* _REQUIRED WORK_: Draw out every line with the word "JSON" from the listing below.

+===+

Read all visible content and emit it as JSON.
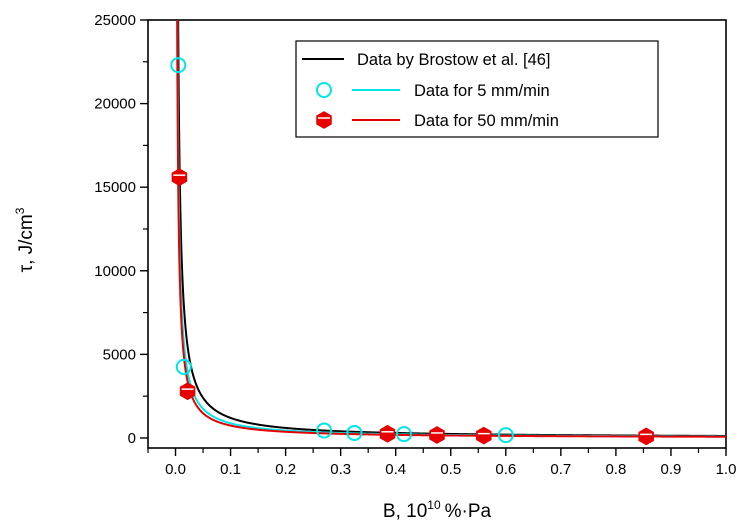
{
  "chart_data": {
    "type": "line",
    "xlabel": "B, 10",
    "xlabel_sup": "10",
    "xlabel_unit": "%·Pa",
    "ylabel": "τ, J/cm",
    "ylabel_sup": "3",
    "xlim": [
      -0.05,
      1.0
    ],
    "ylim": [
      -600,
      25000
    ],
    "x_ticks": [
      "0.0",
      "0.1",
      "0.2",
      "0.3",
      "0.4",
      "0.5",
      "0.6",
      "0.7",
      "0.8",
      "0.9",
      "1.0"
    ],
    "y_ticks": [
      "0",
      "5000",
      "10000",
      "15000",
      "20000",
      "25000"
    ],
    "grid": false,
    "legend_position": "top-right",
    "series": [
      {
        "name": "Data by Brostow et al. [46]",
        "kind": "fit-line",
        "color": "#000000",
        "model": "tau = A / B^n",
        "A": 120,
        "n": 1.0
      },
      {
        "name": "Data for 5 mm/min",
        "kind": "fit-line+points",
        "color": "#00e5e5",
        "marker": "circle",
        "model": "tau = A / B^n",
        "A": 90,
        "n": 0.99,
        "points": [
          {
            "x": 0.005,
            "y": 22300
          },
          {
            "x": 0.015,
            "y": 4250
          },
          {
            "x": 0.27,
            "y": 450
          },
          {
            "x": 0.325,
            "y": 300
          },
          {
            "x": 0.415,
            "y": 230
          },
          {
            "x": 0.6,
            "y": 170
          }
        ]
      },
      {
        "name": "Data for 50 mm/min",
        "kind": "fit-line+points",
        "color": "#e60000",
        "marker": "hexagon",
        "model": "tau = A / B^n",
        "A": 74,
        "n": 1.0,
        "points": [
          {
            "x": 0.007,
            "y": 15600
          },
          {
            "x": 0.022,
            "y": 2800
          },
          {
            "x": 0.385,
            "y": 250
          },
          {
            "x": 0.475,
            "y": 180
          },
          {
            "x": 0.56,
            "y": 140
          },
          {
            "x": 0.855,
            "y": 95
          }
        ]
      }
    ]
  }
}
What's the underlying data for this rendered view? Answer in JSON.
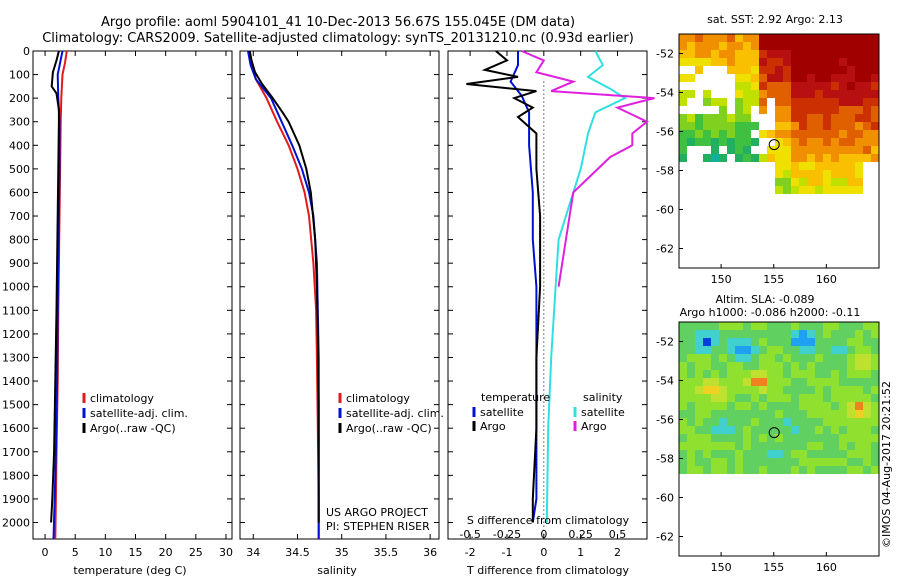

+===+

* _FULL RESPONSE_:
Read all visible content and emit it as JSON.
What's the underlying data for this rendered view? Answer in JSON.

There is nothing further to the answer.